(Instructions to follow)
Drop all pictures and repeat exactly the lines from the line holding "Give me the" through the end of the records.

(Data entries)
──────────────────────────────

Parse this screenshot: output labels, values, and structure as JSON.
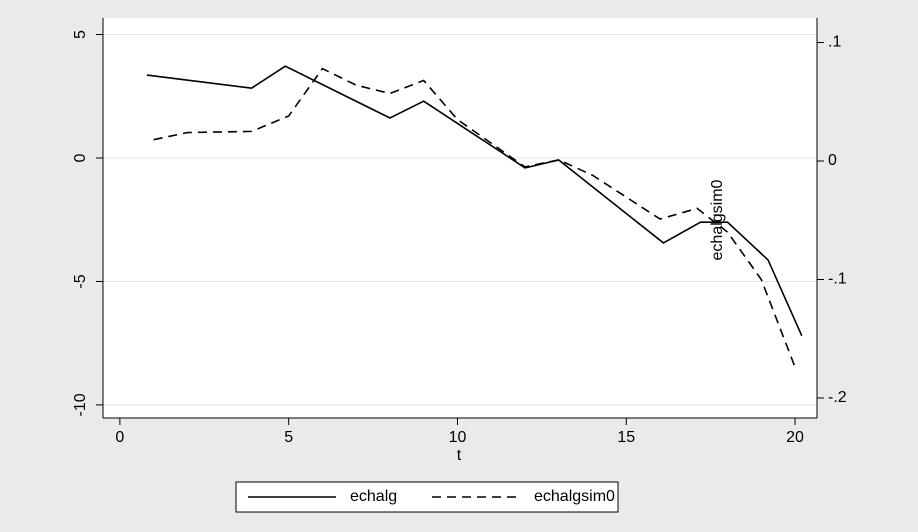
{
  "chart_data": {
    "type": "line",
    "x_label": "t",
    "xlim": [
      -0.5,
      20.65
    ],
    "xticks": [
      0,
      5,
      10,
      15,
      20
    ],
    "ylim": [
      -10.53,
      5.67
    ],
    "yticks": [
      5,
      0,
      -5,
      -10
    ],
    "y2lim": [
      -0.2169,
      0.1207
    ],
    "y2ticks": [
      {
        "value": 0.1,
        "label": ".1"
      },
      0,
      {
        "value": -0.1,
        "label": "-.1"
      },
      {
        "value": -0.2,
        "label": "-.2"
      }
    ],
    "grid": true,
    "legend": "bottom",
    "series": [
      {
        "name": "echalg",
        "color": "#000000",
        "dash": "solid",
        "x": [
          0.8,
          3.9,
          4.9,
          8,
          9,
          12,
          13,
          16.1,
          17.2,
          18,
          19.2,
          20.2
        ],
        "values": [
          3.36,
          2.83,
          3.72,
          1.62,
          2.3,
          -0.4,
          -0.08,
          -3.44,
          -2.6,
          -2.6,
          -4.13,
          -7.2
        ]
      },
      {
        "name": "echalgsim0",
        "color": "#000000",
        "dash": "dashed",
        "axis": "y2",
        "x": [
          1,
          2,
          3.9,
          5,
          6,
          7,
          8,
          9,
          10,
          12,
          13,
          14,
          16,
          17.1,
          18,
          19,
          20
        ],
        "values": [
          0.018,
          0.024,
          0.025,
          0.038,
          0.078,
          0.064,
          0.057,
          0.068,
          0.035,
          -0.005,
          0.001,
          -0.012,
          -0.049,
          -0.04,
          -0.06,
          -0.1,
          -0.174
        ]
      }
    ],
    "annotations": [
      "echalgsim0"
    ]
  }
}
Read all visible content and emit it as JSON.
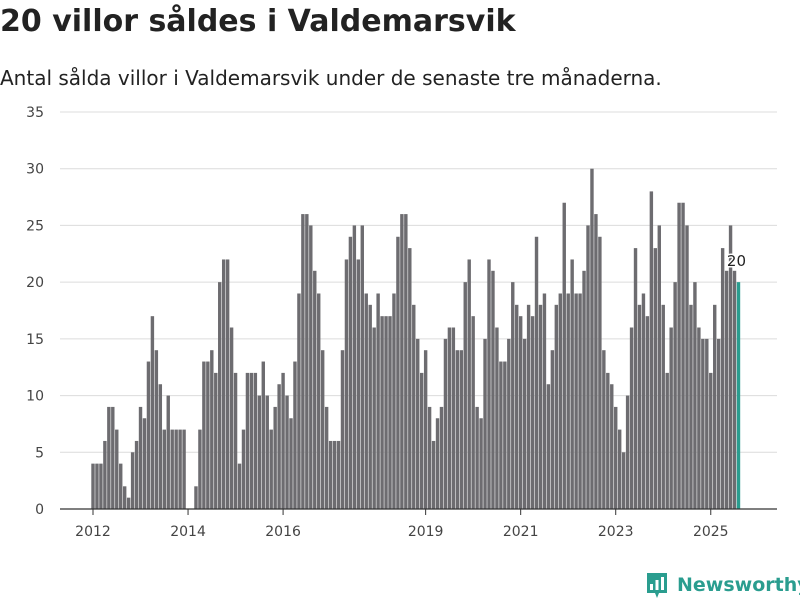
{
  "page": {
    "title": "20 villor såldes i Valdemarsvik",
    "subtitle": "Antal sålda villor i Valdemarsvik under de senaste tre månaderna."
  },
  "brand": {
    "name": "Newsworthy",
    "icon": "bar-chart-logo-icon",
    "color": "#2a9d8f"
  },
  "chart_data": {
    "type": "bar",
    "start": "2012-01",
    "xticks": [
      {
        "label": "2012",
        "value": "2012-01"
      },
      {
        "label": "2014",
        "value": "2014-01"
      },
      {
        "label": "2016",
        "value": "2016-01"
      },
      {
        "label": "2019",
        "value": "2019-01"
      },
      {
        "label": "2021",
        "value": "2021-01"
      },
      {
        "label": "2023",
        "value": "2023-01"
      },
      {
        "label": "2025",
        "value": "2025-01"
      }
    ],
    "ylim": [
      0,
      35
    ],
    "yticks": [
      0,
      5,
      10,
      15,
      20,
      25,
      30,
      35
    ],
    "grid": true,
    "bar_color": "#6d6c70",
    "highlight_color": "#2a9d8f",
    "highlight_label": "20",
    "values": [
      4,
      4,
      4,
      6,
      9,
      9,
      7,
      4,
      2,
      1,
      5,
      6,
      9,
      8,
      13,
      17,
      14,
      11,
      7,
      10,
      7,
      7,
      7,
      7,
      0,
      0,
      2,
      7,
      13,
      13,
      14,
      12,
      20,
      22,
      22,
      16,
      12,
      4,
      7,
      12,
      12,
      12,
      10,
      13,
      10,
      7,
      9,
      11,
      12,
      10,
      8,
      13,
      19,
      26,
      26,
      25,
      21,
      19,
      14,
      9,
      6,
      6,
      6,
      14,
      22,
      24,
      25,
      22,
      25,
      19,
      18,
      16,
      19,
      17,
      17,
      17,
      19,
      24,
      26,
      26,
      23,
      18,
      15,
      12,
      14,
      9,
      6,
      8,
      9,
      15,
      16,
      16,
      14,
      14,
      20,
      22,
      17,
      9,
      8,
      15,
      22,
      21,
      16,
      13,
      13,
      15,
      20,
      18,
      17,
      15,
      18,
      17,
      24,
      18,
      19,
      11,
      14,
      18,
      19,
      27,
      19,
      22,
      19,
      19,
      21,
      25,
      30,
      26,
      24,
      14,
      12,
      11,
      9,
      7,
      5,
      10,
      16,
      23,
      18,
      19,
      17,
      28,
      23,
      25,
      18,
      12,
      16,
      20,
      27,
      27,
      25,
      18,
      20,
      16,
      15,
      15,
      12,
      18,
      15,
      23,
      21,
      25,
      21,
      20
    ]
  }
}
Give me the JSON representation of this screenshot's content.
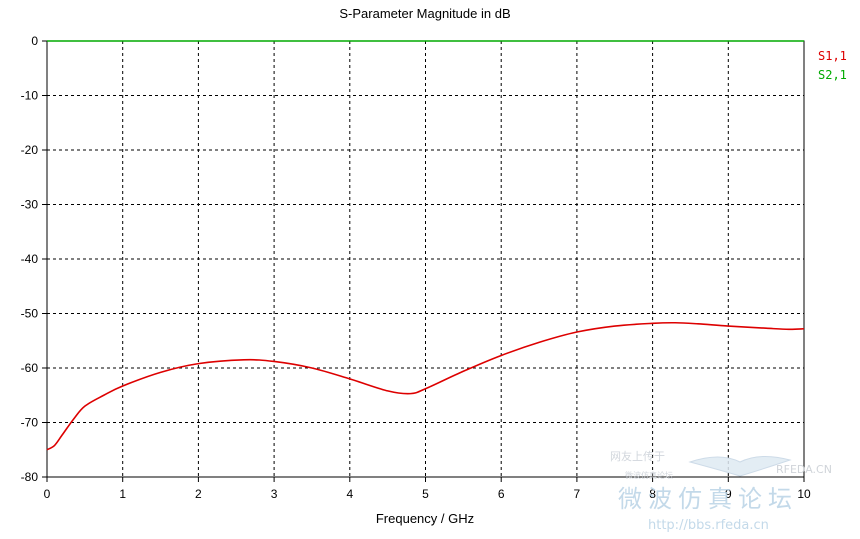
{
  "chart_data": {
    "type": "line",
    "title": "S-Parameter Magnitude in dB",
    "xlabel": "Frequency / GHz",
    "ylabel": "",
    "xlim": [
      0,
      10
    ],
    "ylim": [
      -80,
      0
    ],
    "xticks": [
      "0",
      "1",
      "2",
      "3",
      "4",
      "5",
      "6",
      "7",
      "8",
      "9",
      "10"
    ],
    "yticks": [
      "0",
      "-10",
      "-20",
      "-30",
      "-40",
      "-50",
      "-60",
      "-70",
      "-80"
    ],
    "grid": true,
    "legend_position": "right",
    "series": [
      {
        "name": "S1,1",
        "color": "#dd0000",
        "x": [
          0,
          0.1,
          0.2,
          0.35,
          0.5,
          0.75,
          1.0,
          1.5,
          2.0,
          2.6,
          3.0,
          3.5,
          4.0,
          4.5,
          4.8,
          5.0,
          5.5,
          6.0,
          6.5,
          7.0,
          7.5,
          8.0,
          8.3,
          8.6,
          9.0,
          9.5,
          9.8,
          10.0
        ],
        "y": [
          -75.0,
          -74.2,
          -72.3,
          -69.4,
          -67.0,
          -65.0,
          -63.3,
          -60.8,
          -59.2,
          -58.5,
          -58.8,
          -60.0,
          -62.0,
          -64.2,
          -64.7,
          -63.8,
          -60.6,
          -57.7,
          -55.3,
          -53.4,
          -52.3,
          -51.8,
          -51.7,
          -51.9,
          -52.3,
          -52.7,
          -52.9,
          -52.8
        ]
      },
      {
        "name": "S2,1",
        "color": "#00aa00",
        "x": [
          0,
          10
        ],
        "y": [
          0,
          0
        ]
      }
    ]
  },
  "watermark": {
    "site": "RFEDA.CN",
    "forum": "微波仿真论坛",
    "url": "http://bbs.rfeda.cn",
    "small_top": "网友上传于",
    "small_bottom": "微波仿真论坛"
  }
}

──────────────────────────────

(Written reply)
Give me the JSON representation of this screenshot's content.
{
  "chart_data": {
    "type": "line",
    "title": "S-Parameter Magnitude in dB",
    "xlabel": "Frequency / GHz",
    "ylabel": "",
    "xlim": [
      0,
      10
    ],
    "ylim": [
      -80,
      0
    ],
    "xticks": [
      "0",
      "1",
      "2",
      "3",
      "4",
      "5",
      "6",
      "7",
      "8",
      "9",
      "10"
    ],
    "yticks": [
      "0",
      "-10",
      "-20",
      "-30",
      "-40",
      "-50",
      "-60",
      "-70",
      "-80"
    ],
    "grid": true,
    "legend_position": "right",
    "series": [
      {
        "name": "S1,1",
        "color": "#dd0000",
        "x": [
          0,
          0.1,
          0.2,
          0.35,
          0.5,
          0.75,
          1.0,
          1.5,
          2.0,
          2.6,
          3.0,
          3.5,
          4.0,
          4.5,
          4.8,
          5.0,
          5.5,
          6.0,
          6.5,
          7.0,
          7.5,
          8.0,
          8.3,
          8.6,
          9.0,
          9.5,
          9.8,
          10.0
        ],
        "y": [
          -75.0,
          -74.2,
          -72.3,
          -69.4,
          -67.0,
          -65.0,
          -63.3,
          -60.8,
          -59.2,
          -58.5,
          -58.8,
          -60.0,
          -62.0,
          -64.2,
          -64.7,
          -63.8,
          -60.6,
          -57.7,
          -55.3,
          -53.4,
          -52.3,
          -51.8,
          -51.7,
          -51.9,
          -52.3,
          -52.7,
          -52.9,
          -52.8
        ]
      },
      {
        "name": "S2,1",
        "color": "#00aa00",
        "x": [
          0,
          10
        ],
        "y": [
          0,
          0
        ]
      }
    ]
  },
  "watermark": {
    "site": "RFEDA.CN",
    "forum": "微波仿真论坛",
    "url": "http://bbs.rfeda.cn",
    "small_top": "网友上传于",
    "small_bottom": "微波仿真论坛"
  }
}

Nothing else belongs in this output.